Pictures in the records should not be copied, but every other part must be repeated exactly.

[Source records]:
######
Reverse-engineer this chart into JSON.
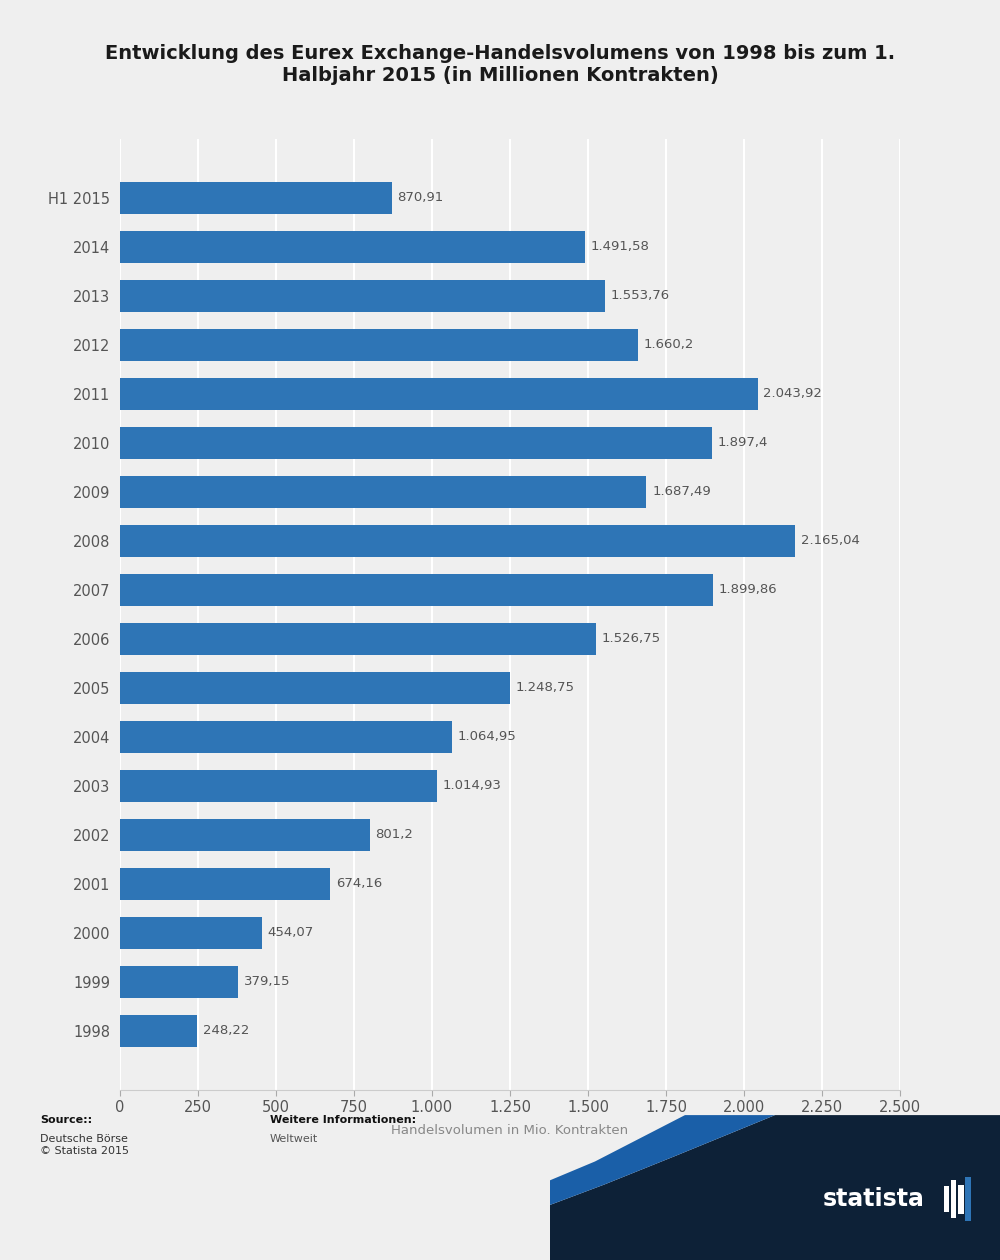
{
  "title": "Entwicklung des Eurex Exchange-Handelsvolumens von 1998 bis zum 1.\nHalbjahr 2015 (in Millionen Kontrakten)",
  "categories": [
    "H1 2015",
    "2014",
    "2013",
    "2012",
    "2011",
    "2010",
    "2009",
    "2008",
    "2007",
    "2006",
    "2005",
    "2004",
    "2003",
    "2002",
    "2001",
    "2000",
    "1999",
    "1998"
  ],
  "values": [
    870.91,
    1491.58,
    1553.76,
    1660.2,
    2043.92,
    1897.4,
    1687.49,
    2165.04,
    1899.86,
    1526.75,
    1248.75,
    1064.95,
    1014.93,
    801.2,
    674.16,
    454.07,
    379.15,
    248.22
  ],
  "labels": [
    "870,91",
    "1.491,58",
    "1.553,76",
    "1.660,2",
    "2.043,92",
    "1.897,4",
    "1.687,49",
    "2.165,04",
    "1.899,86",
    "1.526,75",
    "1.248,75",
    "1.064,95",
    "1.014,93",
    "801,2",
    "674,16",
    "454,07",
    "379,15",
    "248,22"
  ],
  "bar_color": "#2e75b6",
  "background_color": "#efefef",
  "xlabel": "Handelsvolumen in Mio. Kontrakten",
  "xlim": [
    0,
    2500
  ],
  "xticks": [
    0,
    250,
    500,
    750,
    1000,
    1250,
    1500,
    1750,
    2000,
    2250,
    2500
  ],
  "xtick_labels": [
    "0",
    "250",
    "500",
    "750",
    "1.000",
    "1.250",
    "1.500",
    "1.750",
    "2.000",
    "2.250",
    "2.500"
  ],
  "source_bold": "Source::",
  "source_normal": "\nDeutsche Börse\n© Statista 2015",
  "info_label": "Weitere Informationen:",
  "info_value": "Weltweit",
  "title_fontsize": 14,
  "label_fontsize": 9.5,
  "ytick_fontsize": 10.5,
  "xtick_fontsize": 10.5
}
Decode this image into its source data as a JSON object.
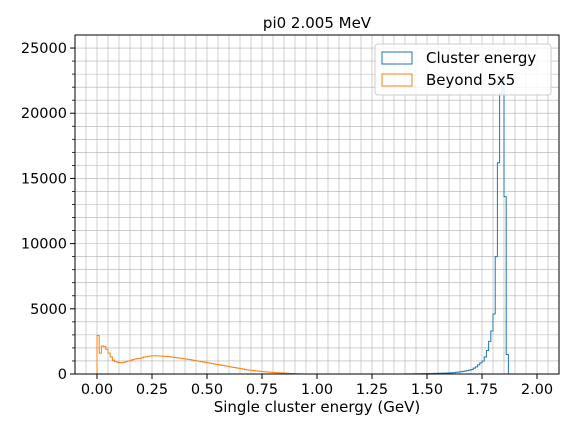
{
  "chart_data": {
    "type": "histogram-step",
    "title": "pi0 2.005 MeV",
    "xlabel": "Single cluster energy (GeV)",
    "ylabel": "",
    "xlim": [
      -0.1,
      2.1
    ],
    "ylim": [
      0,
      26000
    ],
    "grid": true,
    "minor_grid": true,
    "legend_position": "top-right",
    "x_ticks": [
      0.0,
      0.25,
      0.5,
      0.75,
      1.0,
      1.25,
      1.5,
      1.75,
      2.0
    ],
    "x_tick_labels": [
      "0.00",
      "0.25",
      "0.50",
      "0.75",
      "1.00",
      "1.25",
      "1.50",
      "1.75",
      "2.00"
    ],
    "y_ticks": [
      0,
      5000,
      10000,
      15000,
      20000,
      25000
    ],
    "y_tick_labels": [
      "0",
      "5000",
      "10000",
      "15000",
      "20000",
      "25000"
    ],
    "bin_width": 0.01,
    "series": [
      {
        "name": "Cluster energy",
        "color": "#1f77b4",
        "bin_start": 1.4,
        "counts": [
          5,
          8,
          10,
          12,
          15,
          18,
          20,
          22,
          25,
          28,
          30,
          35,
          40,
          45,
          50,
          55,
          60,
          65,
          70,
          80,
          90,
          100,
          110,
          130,
          150,
          170,
          200,
          230,
          260,
          300,
          350,
          450,
          550,
          700,
          850,
          1000,
          1300,
          1800,
          2500,
          3300,
          4600,
          9000,
          16200,
          21500,
          22500,
          13600,
          1500,
          0
        ]
      },
      {
        "name": "Beyond 5x5",
        "color": "#ff7f0e",
        "bin_start": 0.0,
        "counts": [
          2950,
          1600,
          2150,
          2100,
          1900,
          1600,
          1300,
          1050,
          950,
          900,
          880,
          870,
          900,
          950,
          1000,
          1050,
          1100,
          1150,
          1180,
          1200,
          1250,
          1300,
          1330,
          1360,
          1380,
          1400,
          1400,
          1390,
          1380,
          1370,
          1350,
          1350,
          1330,
          1310,
          1290,
          1270,
          1250,
          1230,
          1200,
          1180,
          1150,
          1120,
          1100,
          1070,
          1040,
          1010,
          980,
          950,
          920,
          890,
          860,
          830,
          800,
          770,
          740,
          710,
          680,
          650,
          620,
          590,
          560,
          530,
          500,
          470,
          440,
          410,
          380,
          350,
          320,
          300,
          280,
          260,
          240,
          220,
          200,
          185,
          170,
          155,
          140,
          130,
          120,
          110,
          100,
          90,
          80,
          70,
          60,
          50,
          40,
          30,
          20,
          15,
          10,
          5,
          0
        ]
      }
    ]
  }
}
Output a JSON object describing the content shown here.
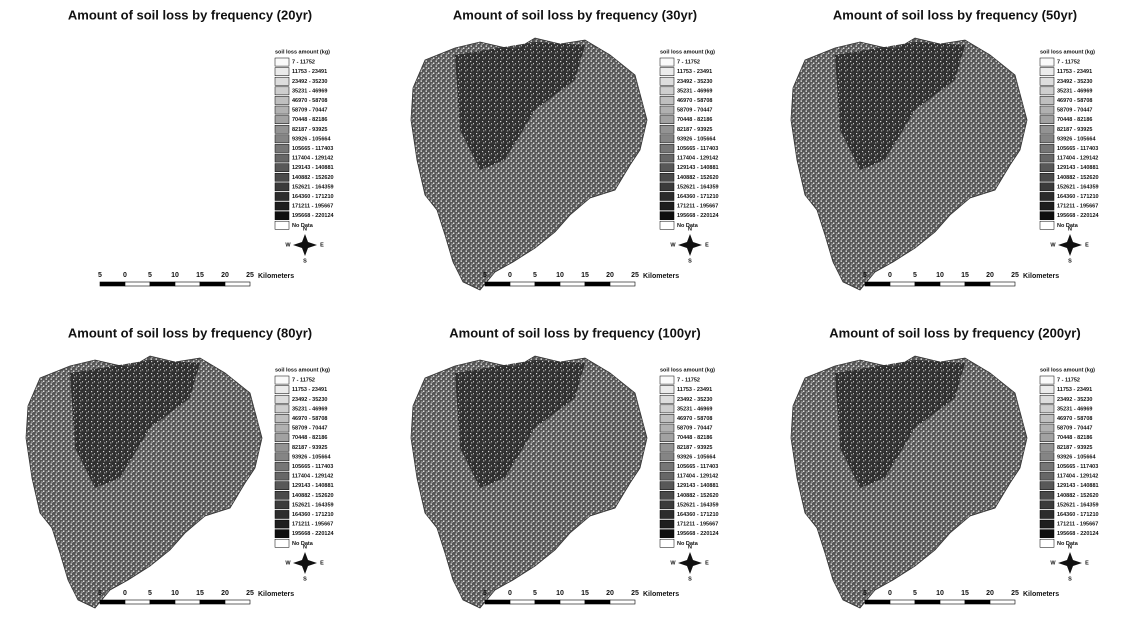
{
  "panels": [
    {
      "title": "Amount of soil loss by frequency (20yr)"
    },
    {
      "title": "Amount of soil loss by frequency (30yr)"
    },
    {
      "title": "Amount of soil loss by frequency (50yr)"
    },
    {
      "title": "Amount of soil loss by frequency (80yr)"
    },
    {
      "title": "Amount of soil loss by frequency (100yr)"
    },
    {
      "title": "Amount of soil loss by frequency (200yr)"
    }
  ],
  "legend": {
    "title": "soil loss amount (kg)",
    "classes": [
      "7 - 11752",
      "11753 - 23491",
      "23492 - 35230",
      "35231 - 46969",
      "46970 - 58708",
      "58709 - 70447",
      "70448 - 82186",
      "82187 - 93925",
      "93926 - 105664",
      "105665 - 117403",
      "117404 - 129142",
      "129143 - 140881",
      "140882 - 152620",
      "152621 - 164359",
      "164360 - 171210",
      "171211 - 195667",
      "195668 - 220124"
    ],
    "no_data": "No Data"
  },
  "scale_bar": {
    "labels": [
      "5",
      "0",
      "5",
      "10",
      "15",
      "20",
      "25"
    ],
    "unit": "Kilometers"
  },
  "compass": {
    "n": "N",
    "e": "E",
    "s": "S",
    "w": "W"
  }
}
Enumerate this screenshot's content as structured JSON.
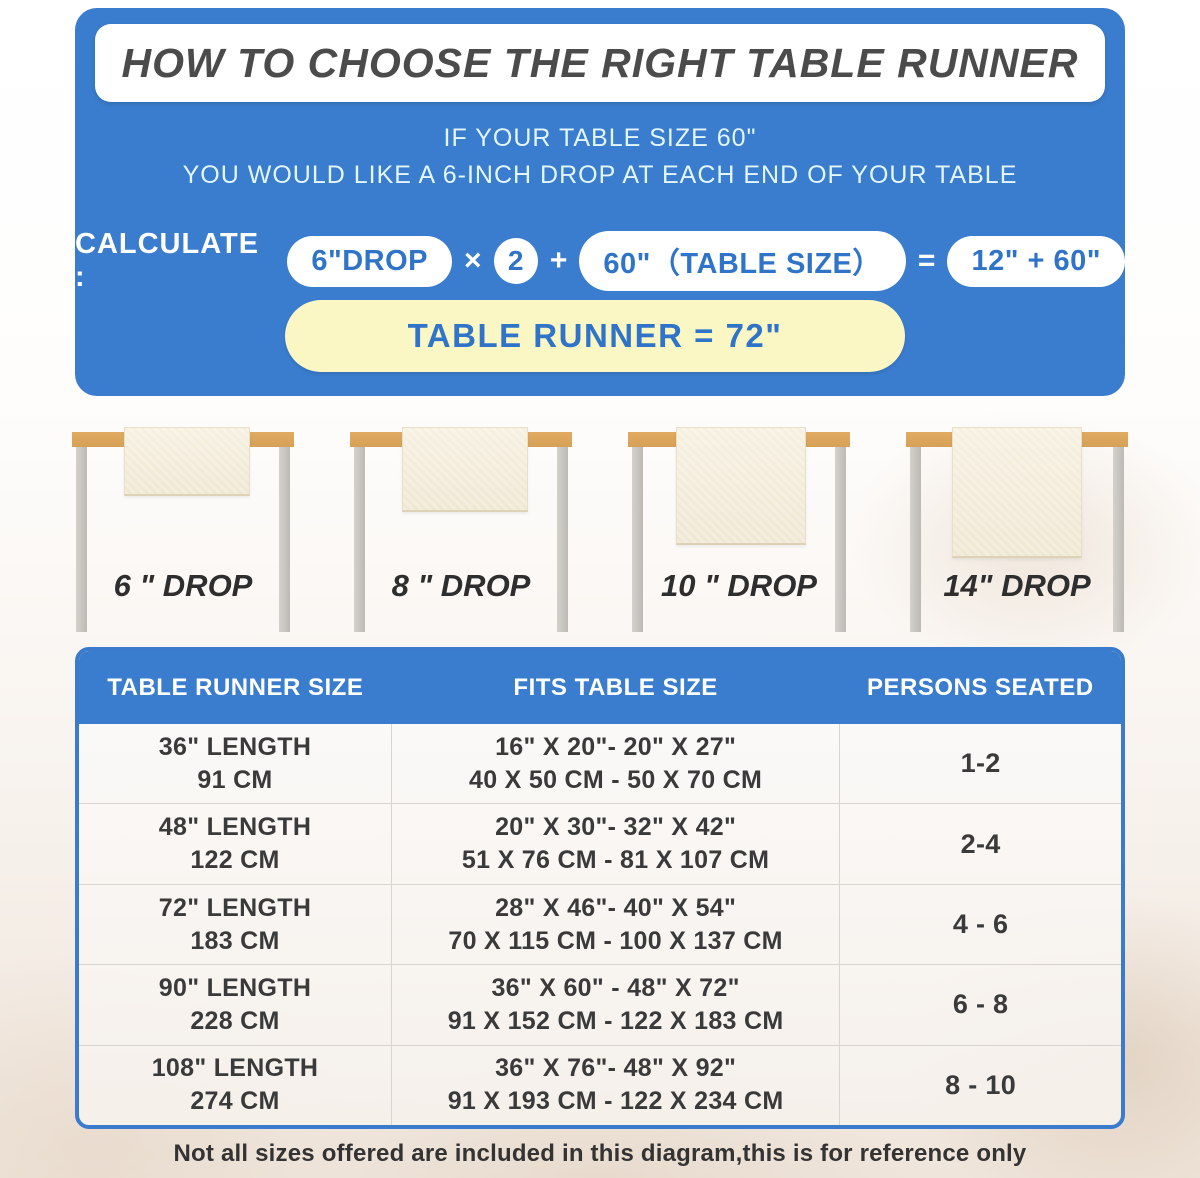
######
[Response to this exercise]:
Reverse-engineer this chart into JSON.
{
  "title": "Entwicklung des Eurex Exchange-Handelsvolumens von 1998 bis zum 1.\nHalbjahr 2015 (in Millionen Kontrakten)",
  "categories": [
    "H1 2015",
    "2014",
    "2013",
    "2012",
    "2011",
    "2010",
    "2009",
    "2008",
    "2007",
    "2006",
    "2005",
    "2004",
    "2003",
    "2002",
    "2001",
    "2000",
    "1999",
    "1998"
  ],
  "values": [
    870.91,
    1491.58,
    1553.76,
    1660.2,
    2043.92,
    1897.4,
    1687.49,
    2165.04,
    1899.86,
    1526.75,
    1248.75,
    1064.95,
    1014.93,
    801.2,
    674.16,
    454.07,
    379.15,
    248.22
  ],
  "labels": [
    "870,91",
    "1.491,58",
    "1.553,76",
    "1.660,2",
    "2.043,92",
    "1.897,4",
    "1.687,49",
    "2.165,04",
    "1.899,86",
    "1.526,75",
    "1.248,75",
    "1.064,95",
    "1.014,93",
    "801,2",
    "674,16",
    "454,07",
    "379,15",
    "248,22"
  ],
  "bar_color": "#2e75b6",
  "background_color": "#efefef",
  "xlabel": "Handelsvolumen in Mio. Kontrakten",
  "xlim": [
    0,
    2500
  ],
  "xticks": [
    0,
    250,
    500,
    750,
    1000,
    1250,
    1500,
    1750,
    2000,
    2250,
    2500
  ],
  "xtick_labels": [
    "0",
    "250",
    "500",
    "750",
    "1.000",
    "1.250",
    "1.500",
    "1.750",
    "2.000",
    "2.250",
    "2.500"
  ],
  "source_bold": "Source::",
  "source_normal": "\nDeutsche Börse\n© Statista 2015",
  "info_label": "Weitere Informationen:",
  "info_value": "Weltweit",
  "title_fontsize": 14,
  "label_fontsize": 9.5,
  "ytick_fontsize": 10.5,
  "xtick_fontsize": 10.5
}
Decode this image into its source data as a JSON object.
{
  "chart_data": {
    "type": "histogram-step",
    "title": "pi0 2.005 MeV",
    "xlabel": "Single cluster energy (GeV)",
    "ylabel": "",
    "xlim": [
      -0.1,
      2.1
    ],
    "ylim": [
      0,
      26000
    ],
    "grid": true,
    "minor_grid": true,
    "legend_position": "top-right",
    "x_ticks": [
      0.0,
      0.25,
      0.5,
      0.75,
      1.0,
      1.25,
      1.5,
      1.75,
      2.0
    ],
    "x_tick_labels": [
      "0.00",
      "0.25",
      "0.50",
      "0.75",
      "1.00",
      "1.25",
      "1.50",
      "1.75",
      "2.00"
    ],
    "y_ticks": [
      0,
      5000,
      10000,
      15000,
      20000,
      25000
    ],
    "y_tick_labels": [
      "0",
      "5000",
      "10000",
      "15000",
      "20000",
      "25000"
    ],
    "bin_width": 0.01,
    "series": [
      {
        "name": "Cluster energy",
        "color": "#1f77b4",
        "bin_start": 1.4,
        "counts": [
          5,
          8,
          10,
          12,
          15,
          18,
          20,
          22,
          25,
          28,
          30,
          35,
          40,
          45,
          50,
          55,
          60,
          65,
          70,
          80,
          90,
          100,
          110,
          130,
          150,
          170,
          200,
          230,
          260,
          300,
          350,
          450,
          550,
          700,
          850,
          1000,
          1300,
          1800,
          2500,
          3300,
          4600,
          9000,
          16200,
          21500,
          22500,
          13600,
          1500,
          0
        ]
      },
      {
        "name": "Beyond 5x5",
        "color": "#ff7f0e",
        "bin_start": 0.0,
        "counts": [
          2950,
          1600,
          2150,
          2100,
          1900,
          1600,
          1300,
          1050,
          950,
          900,
          880,
          870,
          900,
          950,
          1000,
          1050,
          1100,
          1150,
          1180,
          1200,
          1250,
          1300,
          1330,
          1360,
          1380,
          1400,
          1400,
          1390,
          1380,
          1370,
          1350,
          1350,
          1330,
          1310,
          1290,
          1270,
          1250,
          1230,
          1200,
          1180,
          1150,
          1120,
          1100,
          1070,
          1040,
          1010,
          980,
          950,
          920,
          890,
          860,
          830,
          800,
          770,
          740,
          710,
          680,
          650,
          620,
          590,
          560,
          530,
          500,
          470,
          440,
          410,
          380,
          350,
          320,
          300,
          280,
          260,
          240,
          220,
          200,
          185,
          170,
          155,
          140,
          130,
          120,
          110,
          100,
          90,
          80,
          70,
          60,
          50,
          40,
          30,
          20,
          15,
          10,
          5,
          0
        ]
      }
    ]
  }
}
Output a JSON object describing the content shown here.
{
  "panels": [
    {
      "title": "Amount of soil loss by frequency (20yr)"
    },
    {
      "title": "Amount of soil loss by frequency (30yr)"
    },
    {
      "title": "Amount of soil loss by frequency (50yr)"
    },
    {
      "title": "Amount of soil loss by frequency (80yr)"
    },
    {
      "title": "Amount of soil loss by frequency (100yr)"
    },
    {
      "title": "Amount of soil loss by frequency (200yr)"
    }
  ],
  "legend": {
    "title": "soil loss amount (kg)",
    "classes": [
      "7 - 11752",
      "11753 - 23491",
      "23492 - 35230",
      "35231 - 46969",
      "46970 - 58708",
      "58709 - 70447",
      "70448 - 82186",
      "82187 - 93925",
      "93926 - 105664",
      "105665 - 117403",
      "117404 - 129142",
      "129143 - 140881",
      "140882 - 152620",
      "152621 - 164359",
      "164360 - 171210",
      "171211 - 195667",
      "195668 - 220124"
    ],
    "no_data": "No Data"
  },
  "scale_bar": {
    "labels": [
      "5",
      "0",
      "5",
      "10",
      "15",
      "20",
      "25"
    ],
    "unit": "Kilometers"
  },
  "compass": {
    "n": "N",
    "e": "E",
    "s": "S",
    "w": "W"
  }
}
Enumerate this screenshot's content as structured JSON.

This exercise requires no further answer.